▶ EXERCISE DESCRIPTION: For the listing below, give the count of lines containing "sinh", and no other text.

Some records:

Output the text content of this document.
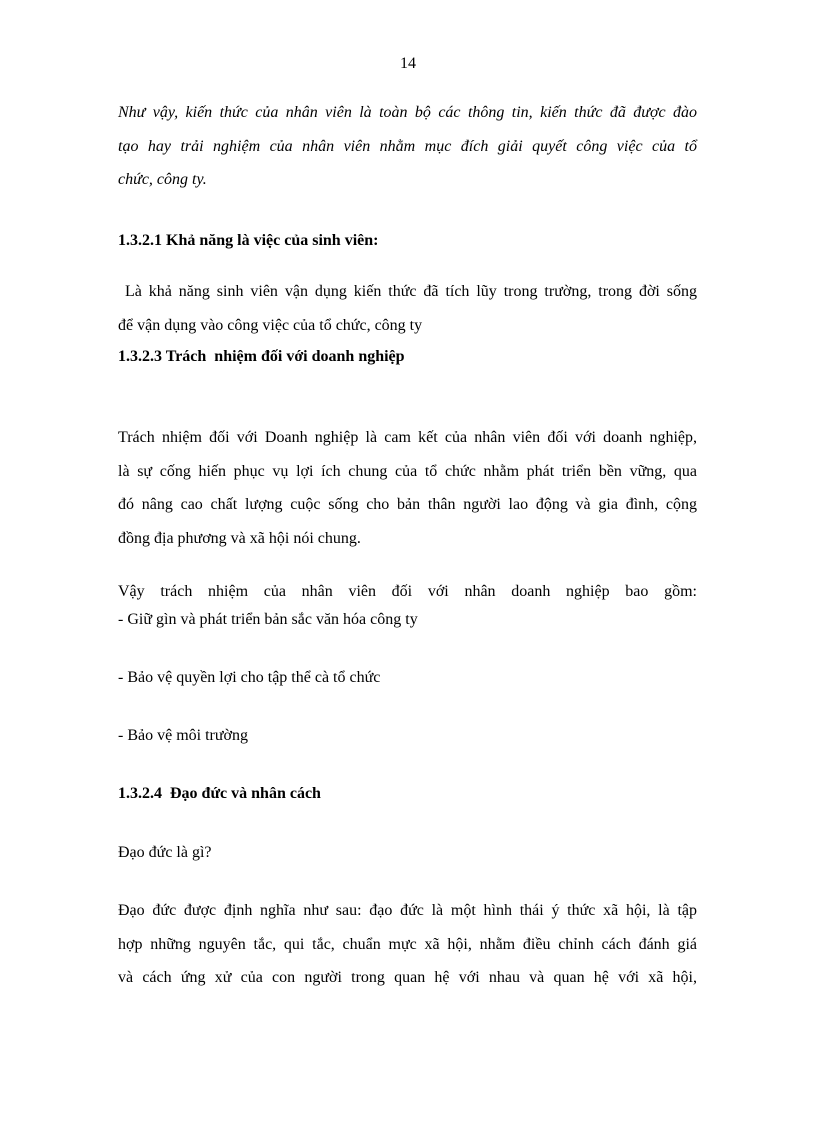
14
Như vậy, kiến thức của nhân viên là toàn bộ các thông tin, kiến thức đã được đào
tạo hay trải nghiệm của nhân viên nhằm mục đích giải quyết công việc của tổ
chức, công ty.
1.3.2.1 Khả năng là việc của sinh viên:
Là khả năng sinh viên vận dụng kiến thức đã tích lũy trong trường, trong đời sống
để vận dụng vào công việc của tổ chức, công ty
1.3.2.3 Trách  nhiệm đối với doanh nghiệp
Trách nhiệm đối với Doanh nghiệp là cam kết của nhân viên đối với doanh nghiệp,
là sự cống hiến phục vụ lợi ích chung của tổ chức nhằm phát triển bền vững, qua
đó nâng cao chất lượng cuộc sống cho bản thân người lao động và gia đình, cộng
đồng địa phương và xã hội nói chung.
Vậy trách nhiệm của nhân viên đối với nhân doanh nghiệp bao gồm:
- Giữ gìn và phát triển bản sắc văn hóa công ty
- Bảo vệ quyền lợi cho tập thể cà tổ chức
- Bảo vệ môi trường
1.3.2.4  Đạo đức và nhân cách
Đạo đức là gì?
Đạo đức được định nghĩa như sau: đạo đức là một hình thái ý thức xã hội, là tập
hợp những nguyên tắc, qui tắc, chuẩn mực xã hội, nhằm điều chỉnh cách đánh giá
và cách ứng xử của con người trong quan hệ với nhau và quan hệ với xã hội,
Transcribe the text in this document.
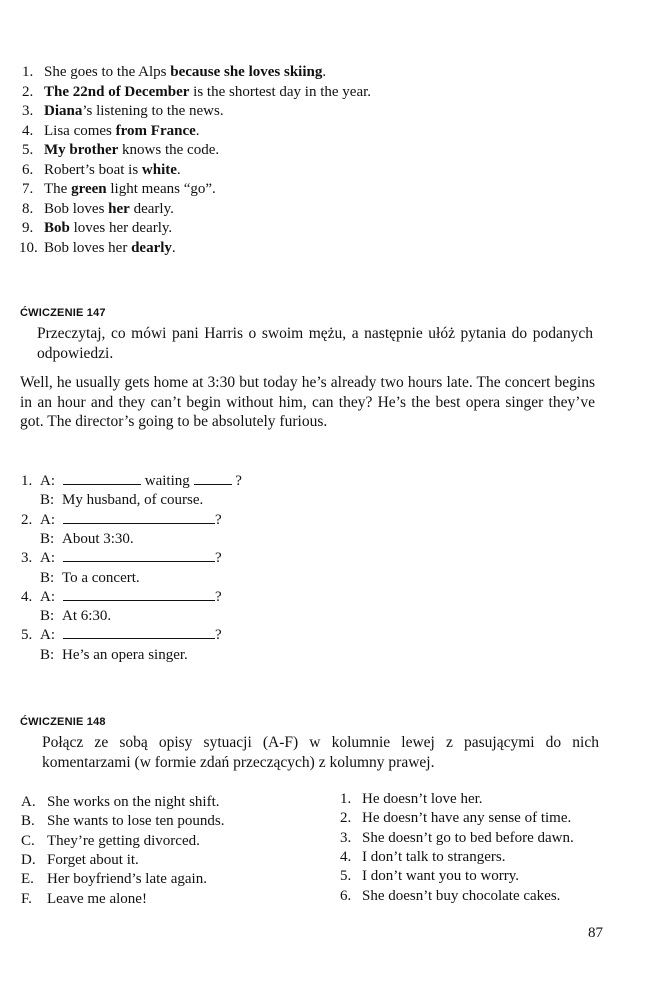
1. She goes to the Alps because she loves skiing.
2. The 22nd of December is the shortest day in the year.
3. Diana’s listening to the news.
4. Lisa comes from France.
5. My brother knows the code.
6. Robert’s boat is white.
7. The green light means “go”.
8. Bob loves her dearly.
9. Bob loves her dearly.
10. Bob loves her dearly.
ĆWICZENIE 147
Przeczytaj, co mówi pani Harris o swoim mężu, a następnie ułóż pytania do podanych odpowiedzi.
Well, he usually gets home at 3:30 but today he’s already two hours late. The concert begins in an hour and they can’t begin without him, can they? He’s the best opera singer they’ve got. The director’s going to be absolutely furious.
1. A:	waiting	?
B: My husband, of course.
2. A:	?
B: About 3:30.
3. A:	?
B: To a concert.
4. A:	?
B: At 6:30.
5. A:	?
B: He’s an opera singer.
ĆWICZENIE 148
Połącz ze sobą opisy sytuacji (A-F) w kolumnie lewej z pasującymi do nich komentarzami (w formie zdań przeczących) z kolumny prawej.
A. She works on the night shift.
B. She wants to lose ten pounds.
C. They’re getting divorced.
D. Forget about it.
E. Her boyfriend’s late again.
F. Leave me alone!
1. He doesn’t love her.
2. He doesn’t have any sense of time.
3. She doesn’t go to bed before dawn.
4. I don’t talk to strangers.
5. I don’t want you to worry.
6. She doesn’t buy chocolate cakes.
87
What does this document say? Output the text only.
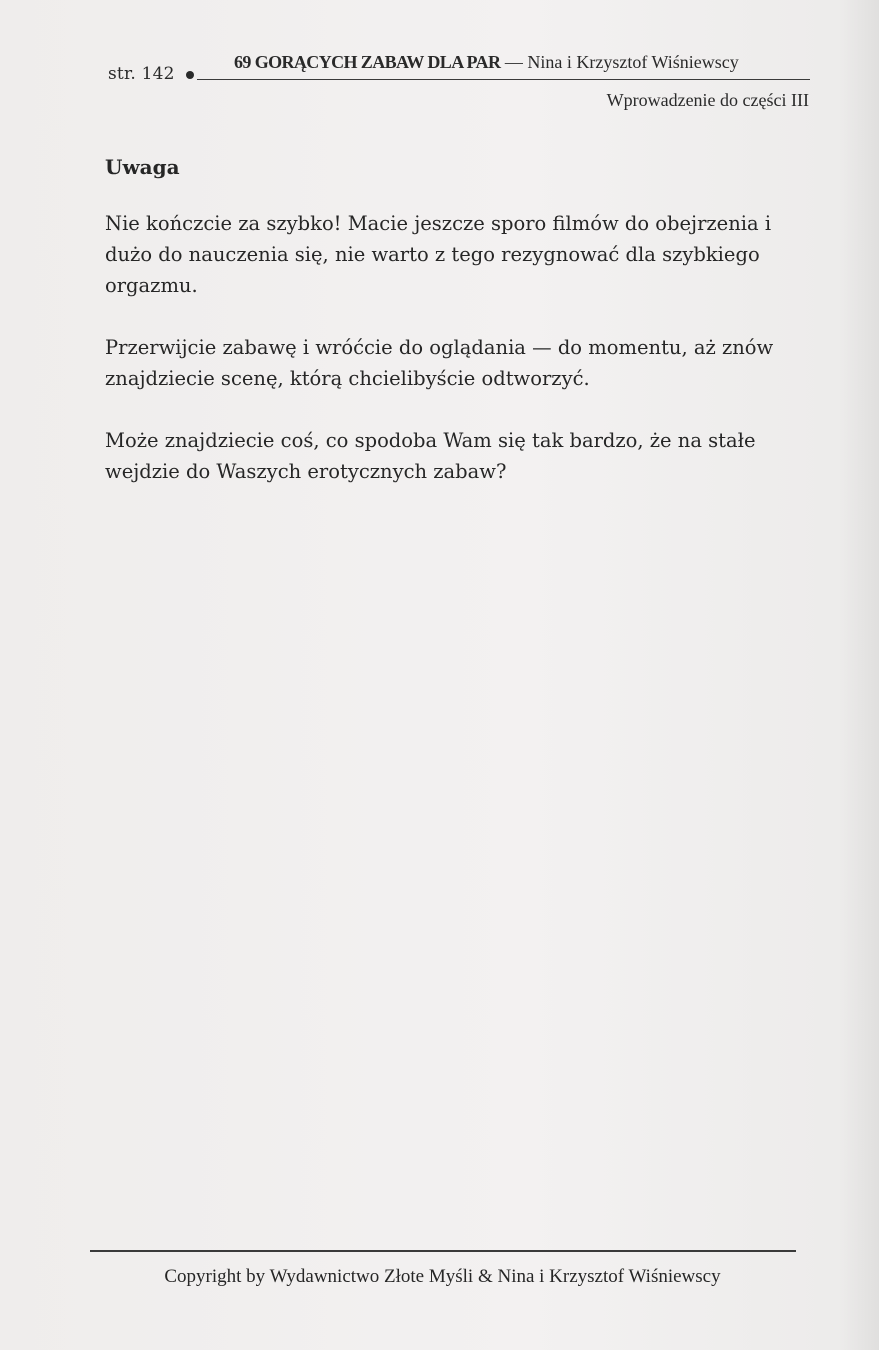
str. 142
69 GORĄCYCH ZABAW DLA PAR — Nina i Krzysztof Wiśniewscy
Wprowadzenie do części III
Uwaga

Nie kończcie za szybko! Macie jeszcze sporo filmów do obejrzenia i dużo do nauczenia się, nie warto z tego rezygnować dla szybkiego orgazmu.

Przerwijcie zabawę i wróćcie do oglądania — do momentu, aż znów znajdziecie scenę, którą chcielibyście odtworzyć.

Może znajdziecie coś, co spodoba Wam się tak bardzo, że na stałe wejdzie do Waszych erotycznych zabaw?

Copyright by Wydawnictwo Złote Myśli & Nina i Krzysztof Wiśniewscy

▶ RESPONSE FOR THIS EXERCISE: 2